§ Goal of the exercise
Please return the full listing below without altering anything.

§ Stored items
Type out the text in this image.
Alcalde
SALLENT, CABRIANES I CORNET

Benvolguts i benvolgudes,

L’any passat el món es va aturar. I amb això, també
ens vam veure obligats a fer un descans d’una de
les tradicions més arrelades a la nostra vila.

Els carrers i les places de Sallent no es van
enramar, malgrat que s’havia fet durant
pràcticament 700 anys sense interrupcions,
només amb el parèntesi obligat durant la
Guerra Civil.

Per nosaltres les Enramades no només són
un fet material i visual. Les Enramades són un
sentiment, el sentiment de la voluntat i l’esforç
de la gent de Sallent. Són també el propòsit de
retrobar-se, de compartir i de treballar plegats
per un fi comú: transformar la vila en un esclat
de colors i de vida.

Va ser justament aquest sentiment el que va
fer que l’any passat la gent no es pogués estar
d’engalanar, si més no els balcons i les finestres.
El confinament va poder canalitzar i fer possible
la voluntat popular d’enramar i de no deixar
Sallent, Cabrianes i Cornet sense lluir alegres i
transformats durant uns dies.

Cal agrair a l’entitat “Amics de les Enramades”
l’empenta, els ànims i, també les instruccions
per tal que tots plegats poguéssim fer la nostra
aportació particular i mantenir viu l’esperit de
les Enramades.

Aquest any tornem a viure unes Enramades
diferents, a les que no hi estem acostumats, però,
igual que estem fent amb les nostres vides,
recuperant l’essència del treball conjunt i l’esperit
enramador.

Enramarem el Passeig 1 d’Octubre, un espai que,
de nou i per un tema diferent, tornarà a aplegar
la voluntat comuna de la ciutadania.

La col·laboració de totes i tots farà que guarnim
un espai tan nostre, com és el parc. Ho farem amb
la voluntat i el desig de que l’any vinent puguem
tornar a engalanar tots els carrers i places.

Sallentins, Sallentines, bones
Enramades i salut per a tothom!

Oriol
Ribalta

§ Answer to the exercise
Type out the text in this image.
Alcalde
SALLENT, CABRIANES I CORNET

Benvolguts i benvolgudes,

L’any passat el món es va aturar. I amb això, també
ens vam veure obligats a fer un descans d’una de
les tradicions més arrelades a la nostra vila.

Els carrers i les places de Sallent no es van
enramar, malgrat que s’havia fet durant
pràcticament 700 anys sense interrupcions,
només amb el parèntesi obligat durant la
Guerra Civil.

Per nosaltres les Enramades no només són
un fet material i visual. Les Enramades són un
sentiment, el sentiment de la voluntat i l’esforç
de la gent de Sallent. Són també el propòsit de
retrobar-se, de compartir i de treballar plegats
per un fi comú: transformar la vila en un esclat
de colors i de vida.

Va ser justament aquest sentiment el que va
fer que l’any passat la gent no es pogués estar
d’engalanar, si més no els balcons i les finestres.
El confinament va poder canalitzar i fer possible
la voluntat popular d’enramar i de no deixar
Sallent, Cabrianes i Cornet sense lluir alegres i
transformats durant uns dies.

Cal agrair a l’entitat “Amics de les Enramades”
l’empenta, els ànims i, també les instruccions
per tal que tots plegats poguéssim fer la nostra
aportació particular i mantenir viu l’esperit de
les Enramades.

Aquest any tornem a viure unes Enramades
diferents, a les que no hi estem acostumats, però,
igual que estem fent amb les nostres vides,
recuperant l’essència del treball conjunt i l’esperit
enramador.

Enramarem el Passeig 1 d’Octubre, un espai que,
de nou i per un tema diferent, tornarà a aplegar
la voluntat comuna de la ciutadania.

La col·laboració de totes i tots farà que guarnim
un espai tan nostre, com és el parc. Ho farem amb
la voluntat i el desig de que l’any vinent puguem
tornar a engalanar tots els carrers i places.

Sallentins, Sallentines, bones
Enramades i salut per a tothom!

Oriol
Ribalta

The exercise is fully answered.